» **Exercise task**:
Using the data below, determine the number of lines that include the string "Examples". Write only that number.

» **Data entries**:
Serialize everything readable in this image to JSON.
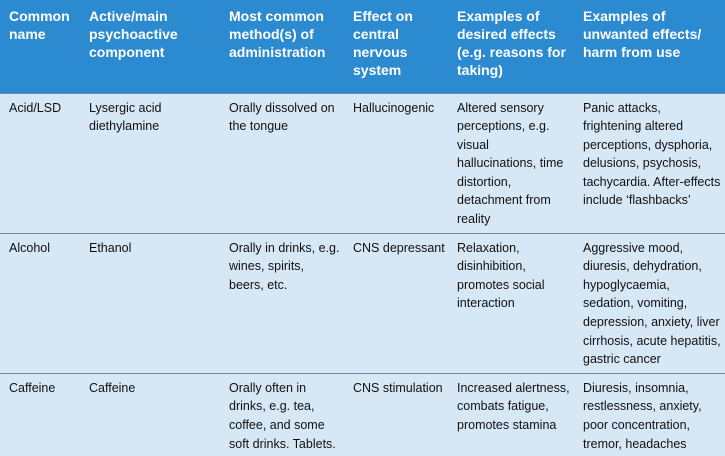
{
  "table": {
    "headers": [
      "Common name",
      "Active/main psychoactive component",
      "Most common method(s) of administration",
      "Effect on central nervous system",
      "Examples of desired effects (e.g. reasons for taking)",
      "Examples of unwanted effects/ harm from use"
    ],
    "rows": [
      {
        "cells": [
          "Acid/LSD",
          "Lysergic acid diethylamine",
          "Orally dissolved on the tongue",
          "Hallucinogenic",
          "Altered sensory perceptions, e.g. visual hallucinations, time distortion, detachment from reality",
          "Panic attacks, frightening altered perceptions, dysphoria, delusions, psychosis, tachycardia. After-effects include ‘flashbacks’"
        ]
      },
      {
        "cells": [
          "Alcohol",
          "Ethanol",
          "Orally in drinks, e.g. wines, spirits, beers, etc.",
          "CNS depressant",
          "Relaxation, disinhibition, promotes social interaction",
          "Aggressive mood, diuresis, dehydration, hypoglycaemia, sedation, vomiting, depression, anxiety, liver cirrhosis, acute hepatitis, gastric cancer"
        ]
      },
      {
        "cells": [
          "Caffeine",
          "Caffeine",
          "Orally often in drinks, e.g. tea, coffee, and some soft drinks. Tablets.",
          "CNS stimulation",
          "Increased alertness, combats fatigue, promotes stamina",
          "Diuresis, insomnia, restlessness, anxiety, poor concentration, tremor, headaches"
        ]
      }
    ]
  },
  "colors": {
    "header_background": "#2b8ad0",
    "header_text": "#ffffff",
    "row_background": "#d6e7f6",
    "row_divider": "#6a8cab",
    "body_text": "#111111"
  }
}
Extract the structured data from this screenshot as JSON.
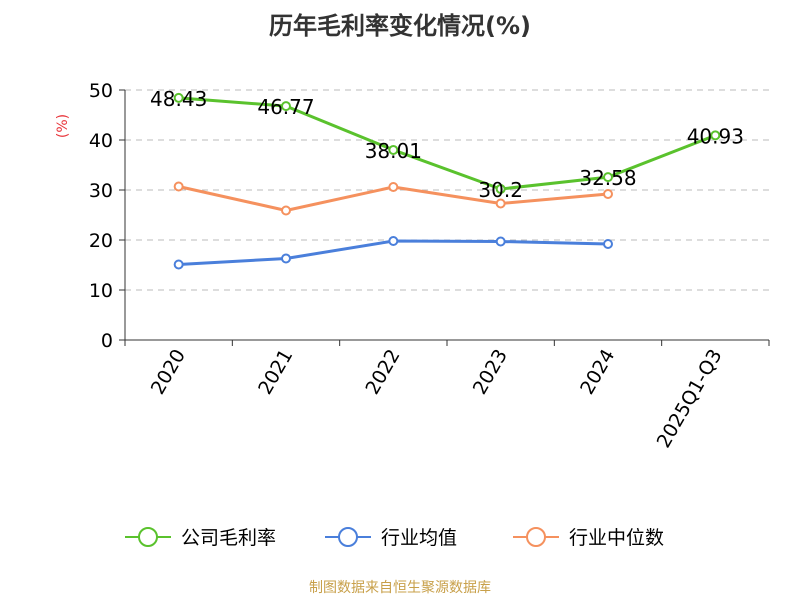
{
  "chart_data": {
    "type": "line",
    "title": "历年毛利率变化情况(%)",
    "ylabel": "(%)",
    "xlabel": "",
    "categories": [
      "2020",
      "2021",
      "2022",
      "2023",
      "2024",
      "2025Q1-Q3"
    ],
    "ylim": [
      0,
      50
    ],
    "yticks": [
      0,
      10,
      20,
      30,
      40,
      50
    ],
    "grid": true,
    "legend_position": "bottom",
    "series": [
      {
        "name": "公司毛利率",
        "color": "#5ac22d",
        "values": [
          48.43,
          46.77,
          38.01,
          30.2,
          32.58,
          40.93
        ],
        "labels": [
          "48.43",
          "46.77",
          "38.01",
          "30.2",
          "32.58",
          "40.93"
        ]
      },
      {
        "name": "行业均值",
        "color": "#4a7fdb",
        "values": [
          15.1,
          16.3,
          19.8,
          19.7,
          19.2,
          null
        ]
      },
      {
        "name": "行业中位数",
        "color": "#f5915e",
        "values": [
          30.7,
          25.9,
          30.6,
          27.3,
          29.2,
          null
        ]
      }
    ]
  },
  "axis_color": "#333333",
  "grid_color": "#bbbbbb",
  "ylabel_color": "#e8353b",
  "source": {
    "text": "制图数据来自恒生聚源数据库",
    "color": "#c8a04a"
  }
}
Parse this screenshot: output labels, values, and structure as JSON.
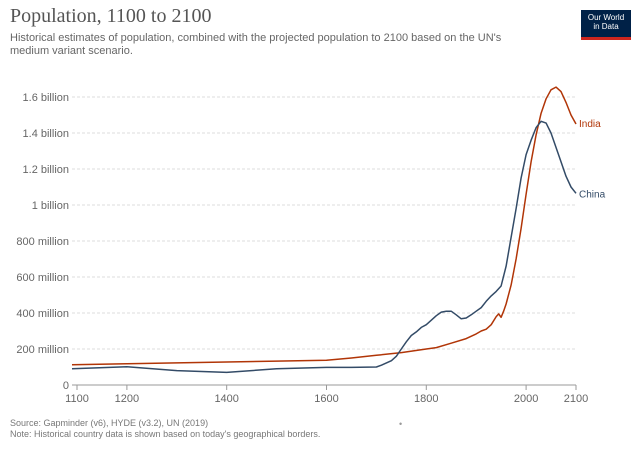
{
  "chart_data": {
    "type": "line",
    "title": "Population, 1100 to 2100",
    "subtitle": "Historical estimates of population, combined with the projected population to 2100 based on the UN's medium variant scenario.",
    "x_ticks": [
      1100,
      1200,
      1400,
      1600,
      1800,
      2000,
      2100
    ],
    "xlim": [
      1090,
      2100
    ],
    "y_ticks": [
      {
        "value": 0,
        "label": "0"
      },
      {
        "value": 200,
        "label": "200 million"
      },
      {
        "value": 400,
        "label": "400 million"
      },
      {
        "value": 600,
        "label": "600 million"
      },
      {
        "value": 800,
        "label": "800 million"
      },
      {
        "value": 1000,
        "label": "1 billion"
      },
      {
        "value": 1200,
        "label": "1.2 billion"
      },
      {
        "value": 1400,
        "label": "1.4 billion"
      },
      {
        "value": 1600,
        "label": "1.6 billion"
      }
    ],
    "ylim": [
      0,
      1700
    ],
    "y_unit": "million",
    "grid": true,
    "series": [
      {
        "name": "India",
        "color": "#b13507",
        "points": [
          [
            1090,
            113
          ],
          [
            1200,
            118
          ],
          [
            1300,
            123
          ],
          [
            1400,
            128
          ],
          [
            1500,
            133
          ],
          [
            1600,
            137
          ],
          [
            1650,
            150
          ],
          [
            1700,
            165
          ],
          [
            1750,
            180
          ],
          [
            1800,
            200
          ],
          [
            1820,
            208
          ],
          [
            1850,
            232
          ],
          [
            1880,
            258
          ],
          [
            1900,
            284
          ],
          [
            1910,
            300
          ],
          [
            1920,
            310
          ],
          [
            1930,
            335
          ],
          [
            1940,
            380
          ],
          [
            1945,
            395
          ],
          [
            1950,
            376
          ],
          [
            1955,
            410
          ],
          [
            1960,
            450
          ],
          [
            1970,
            555
          ],
          [
            1980,
            700
          ],
          [
            1990,
            870
          ],
          [
            2000,
            1060
          ],
          [
            2010,
            1240
          ],
          [
            2020,
            1390
          ],
          [
            2030,
            1510
          ],
          [
            2040,
            1590
          ],
          [
            2050,
            1640
          ],
          [
            2060,
            1655
          ],
          [
            2070,
            1630
          ],
          [
            2080,
            1570
          ],
          [
            2090,
            1500
          ],
          [
            2100,
            1450
          ]
        ]
      },
      {
        "name": "China",
        "color": "#334b67",
        "points": [
          [
            1090,
            90
          ],
          [
            1200,
            101
          ],
          [
            1300,
            80
          ],
          [
            1400,
            70
          ],
          [
            1500,
            90
          ],
          [
            1600,
            98
          ],
          [
            1650,
            98
          ],
          [
            1700,
            100
          ],
          [
            1710,
            110
          ],
          [
            1730,
            135
          ],
          [
            1740,
            160
          ],
          [
            1750,
            200
          ],
          [
            1760,
            240
          ],
          [
            1770,
            275
          ],
          [
            1780,
            295
          ],
          [
            1790,
            320
          ],
          [
            1800,
            335
          ],
          [
            1810,
            360
          ],
          [
            1820,
            385
          ],
          [
            1830,
            405
          ],
          [
            1840,
            410
          ],
          [
            1850,
            410
          ],
          [
            1860,
            390
          ],
          [
            1870,
            368
          ],
          [
            1880,
            372
          ],
          [
            1890,
            390
          ],
          [
            1900,
            410
          ],
          [
            1910,
            430
          ],
          [
            1920,
            465
          ],
          [
            1930,
            495
          ],
          [
            1940,
            520
          ],
          [
            1950,
            550
          ],
          [
            1960,
            660
          ],
          [
            1970,
            820
          ],
          [
            1980,
            980
          ],
          [
            1990,
            1150
          ],
          [
            2000,
            1280
          ],
          [
            2010,
            1360
          ],
          [
            2020,
            1430
          ],
          [
            2030,
            1465
          ],
          [
            2040,
            1455
          ],
          [
            2050,
            1400
          ],
          [
            2060,
            1320
          ],
          [
            2070,
            1240
          ],
          [
            2080,
            1160
          ],
          [
            2090,
            1100
          ],
          [
            2100,
            1065
          ]
        ]
      }
    ]
  },
  "logo": {
    "line1": "Our World",
    "line2": "in Data"
  },
  "footer": {
    "source": "Source: Gapminder (v6), HYDE (v3.2), UN (2019)",
    "note": "Note: Historical country data is shown based on today's geographical borders."
  },
  "colors": {
    "accent_logo": "#002147",
    "logo_stripe": "#ce261e",
    "india": "#b13507",
    "china": "#334b67"
  }
}
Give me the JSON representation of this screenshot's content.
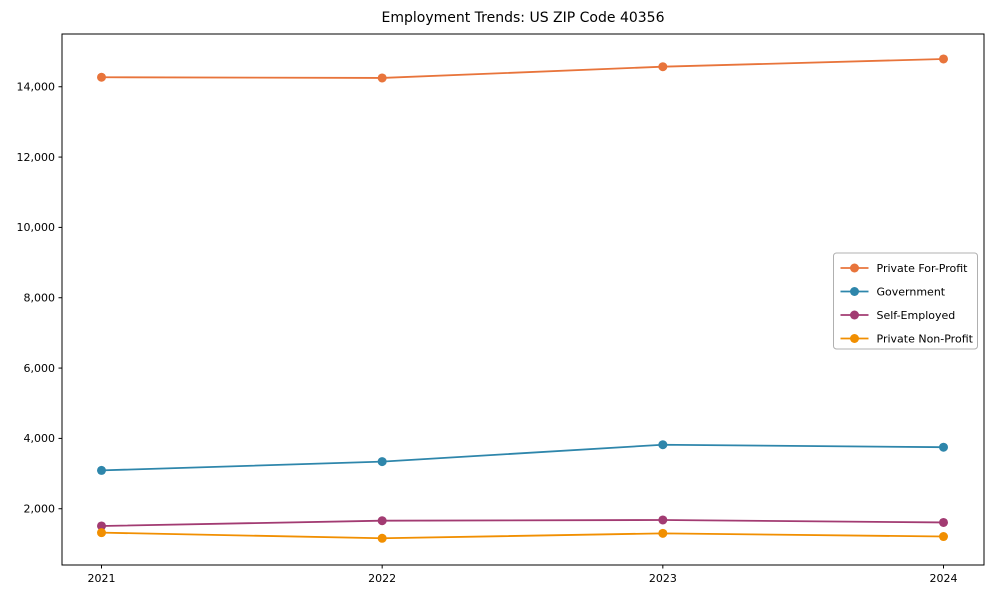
{
  "title": "Employment Trends: US ZIP Code 40356",
  "chart_data": {
    "type": "line",
    "title": "Employment Trends: US ZIP Code 40356",
    "categories": [
      "2021",
      "2022",
      "2023",
      "2024"
    ],
    "series": [
      {
        "name": "Private For-Profit",
        "color": "#E8743B",
        "values": [
          14270,
          14250,
          14570,
          14790
        ]
      },
      {
        "name": "Government",
        "color": "#2E86AB",
        "values": [
          3090,
          3340,
          3820,
          3750
        ]
      },
      {
        "name": "Self-Employed",
        "color": "#A23B72",
        "values": [
          1510,
          1660,
          1680,
          1610
        ]
      },
      {
        "name": "Private Non-Profit",
        "color": "#F18F01",
        "values": [
          1320,
          1160,
          1300,
          1210
        ]
      }
    ],
    "xlabel": "",
    "ylabel": "",
    "ylim": [
      400,
      15500
    ],
    "yticks": [
      2000,
      4000,
      6000,
      8000,
      10000,
      12000,
      14000
    ],
    "ytick_labels": [
      "2,000",
      "4,000",
      "6,000",
      "8,000",
      "10,000",
      "12,000",
      "14,000"
    ],
    "grid": false,
    "legend_position": "center right",
    "marker": "circle",
    "axis_color": "#000000",
    "legend_border_color": "#b0b0b0",
    "background_color": "#ffffff"
  }
}
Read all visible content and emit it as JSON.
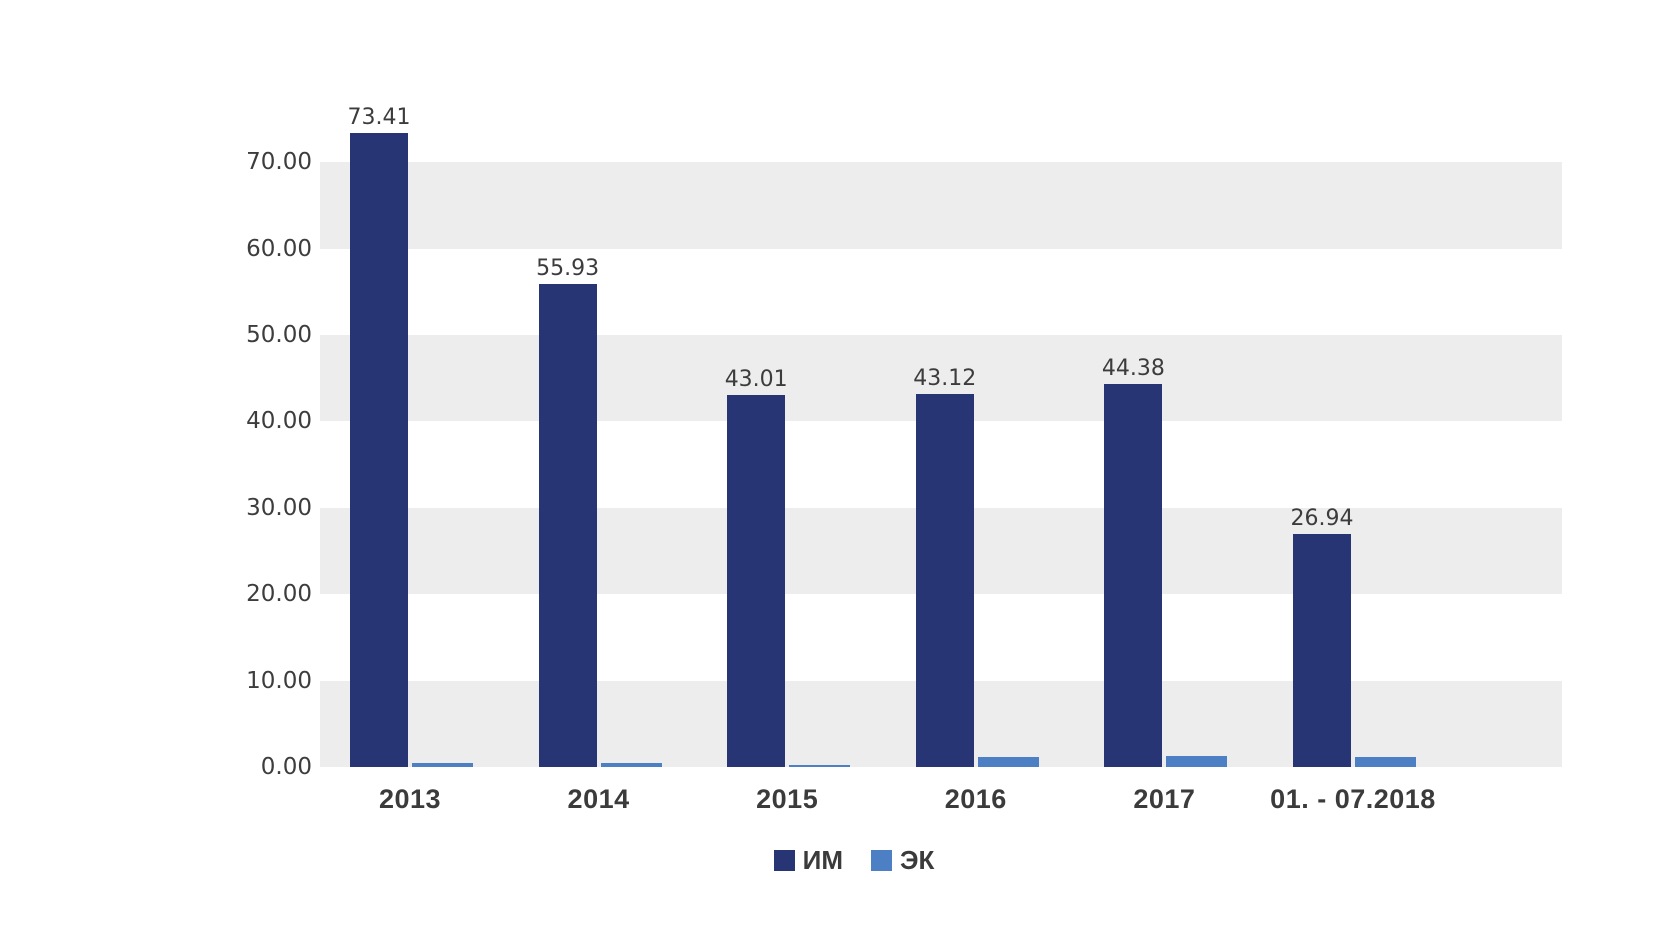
{
  "chart_data": {
    "type": "bar",
    "title": "",
    "categories": [
      "2013",
      "2014",
      "2015",
      "2016",
      "2017",
      "01. - 07.2018"
    ],
    "series": [
      {
        "name": "ИМ",
        "color": "#283574",
        "values": [
          73.41,
          55.93,
          43.01,
          43.12,
          44.38,
          26.94
        ],
        "data_labels": [
          "73.41",
          "55.93",
          "43.01",
          "43.12",
          "44.38",
          "26.94"
        ],
        "labels_shown": true
      },
      {
        "name": "ЭК",
        "color": "#4d7fc4",
        "values": [
          0.41,
          0.52,
          0.21,
          1.19,
          1.33,
          1.16
        ],
        "labels_shown": false
      }
    ],
    "y_axis": {
      "tick_labels": [
        "0.00",
        "10.00",
        "20.00",
        "30.00",
        "40.00",
        "50.00",
        "60.00",
        "70.00"
      ],
      "tick_interval": 10,
      "ylim": [
        0,
        79.7
      ]
    },
    "grid": "alternating horizontal bands",
    "band_color": "#ededed",
    "background_color": "#ffffff",
    "text_color": "#3d3d3d",
    "legend_position": "bottom"
  }
}
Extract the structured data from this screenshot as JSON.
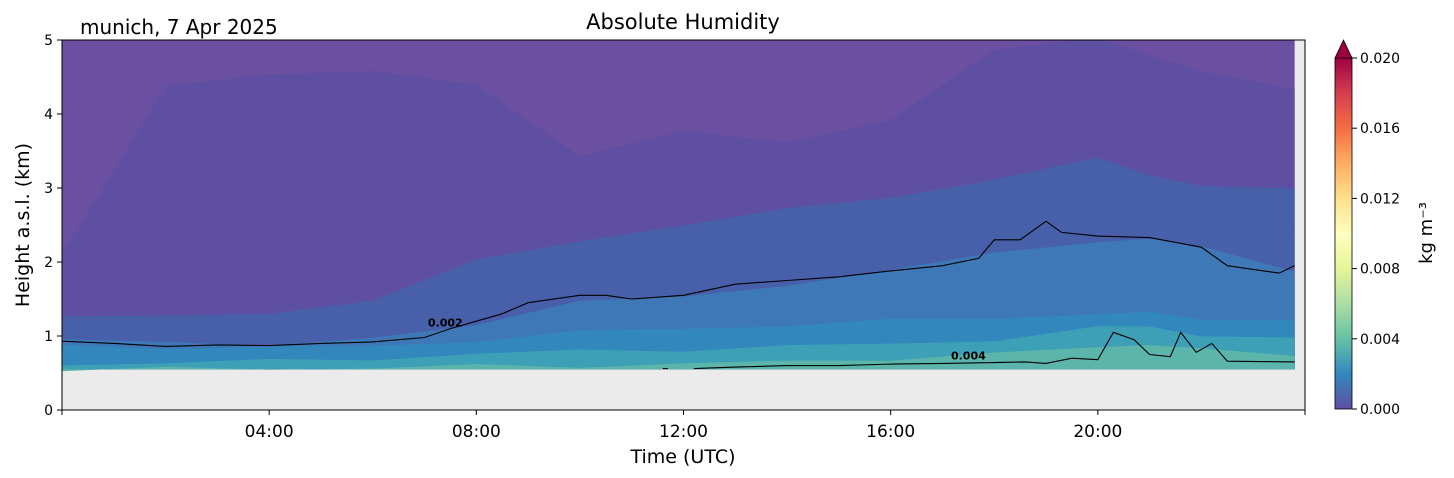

» **Complete response**:
2